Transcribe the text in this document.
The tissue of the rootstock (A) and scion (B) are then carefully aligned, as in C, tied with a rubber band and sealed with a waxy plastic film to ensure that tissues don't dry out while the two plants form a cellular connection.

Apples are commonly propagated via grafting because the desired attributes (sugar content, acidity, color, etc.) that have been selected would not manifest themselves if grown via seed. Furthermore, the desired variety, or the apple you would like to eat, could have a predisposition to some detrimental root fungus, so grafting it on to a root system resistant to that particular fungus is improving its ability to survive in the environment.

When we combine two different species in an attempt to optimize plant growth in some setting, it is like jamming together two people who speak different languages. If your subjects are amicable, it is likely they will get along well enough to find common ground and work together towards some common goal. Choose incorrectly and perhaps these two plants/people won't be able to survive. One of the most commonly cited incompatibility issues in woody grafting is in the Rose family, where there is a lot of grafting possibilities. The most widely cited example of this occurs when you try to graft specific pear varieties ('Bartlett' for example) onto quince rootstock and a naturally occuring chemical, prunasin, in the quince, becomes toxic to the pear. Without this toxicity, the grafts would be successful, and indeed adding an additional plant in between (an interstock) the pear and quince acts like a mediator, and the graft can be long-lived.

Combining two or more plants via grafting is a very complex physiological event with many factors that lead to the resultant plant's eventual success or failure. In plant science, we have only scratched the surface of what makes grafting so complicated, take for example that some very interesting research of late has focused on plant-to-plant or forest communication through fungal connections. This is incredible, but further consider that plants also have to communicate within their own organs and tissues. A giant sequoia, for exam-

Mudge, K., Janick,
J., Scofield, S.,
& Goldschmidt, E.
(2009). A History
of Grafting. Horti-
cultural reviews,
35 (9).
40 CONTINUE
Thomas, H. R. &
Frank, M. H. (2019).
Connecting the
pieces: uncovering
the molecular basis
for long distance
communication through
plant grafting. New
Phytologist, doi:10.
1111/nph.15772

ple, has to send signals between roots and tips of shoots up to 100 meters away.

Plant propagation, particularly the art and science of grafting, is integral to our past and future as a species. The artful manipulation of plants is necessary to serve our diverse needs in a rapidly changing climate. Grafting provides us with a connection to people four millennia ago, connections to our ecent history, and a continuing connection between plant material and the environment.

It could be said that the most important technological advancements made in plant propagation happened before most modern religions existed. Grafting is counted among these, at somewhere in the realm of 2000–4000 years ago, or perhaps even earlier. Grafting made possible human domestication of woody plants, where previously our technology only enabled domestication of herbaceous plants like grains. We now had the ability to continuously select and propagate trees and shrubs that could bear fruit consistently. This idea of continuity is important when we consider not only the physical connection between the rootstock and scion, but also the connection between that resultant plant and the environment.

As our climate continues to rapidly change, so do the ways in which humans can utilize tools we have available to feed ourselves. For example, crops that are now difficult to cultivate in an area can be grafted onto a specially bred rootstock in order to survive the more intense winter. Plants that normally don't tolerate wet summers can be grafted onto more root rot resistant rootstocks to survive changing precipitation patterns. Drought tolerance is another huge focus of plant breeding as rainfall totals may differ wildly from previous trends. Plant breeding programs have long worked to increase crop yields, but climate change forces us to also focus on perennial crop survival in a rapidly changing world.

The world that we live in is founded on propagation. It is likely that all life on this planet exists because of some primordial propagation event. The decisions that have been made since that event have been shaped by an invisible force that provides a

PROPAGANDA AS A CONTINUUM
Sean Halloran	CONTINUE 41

Challenge:
Copy each line from the data above that includes "climate".

Solution to this exercise:
Plant propagation, particularly the art and science of grafting, is integral to our past and future as a species. The artful manipulation of plants is necessary to serve our diverse needs in a rapidly changing climate. Grafting provides us with a connection to people four millennia ago, connections to our ecent history, and a continuing connection between plant material and the environment.
As our climate continues to rapidly change, so do the ways in which humans can utilize tools we have available to feed ourselves. For example, crops that are now difficult to cultivate in an area can be grafted onto a specially bred rootstock in order to survive the more intense winter. Plants that normally don't tolerate wet summers can be grafted onto more root rot resistant rootstocks to survive changing precipitation patterns. Drought tolerance is another huge focus of plant breeding as rainfall totals may differ wildly from previous trends. Plant breeding programs have long worked to increase crop yields, but climate change forces us to also focus on perennial crop survival in a rapidly changing world.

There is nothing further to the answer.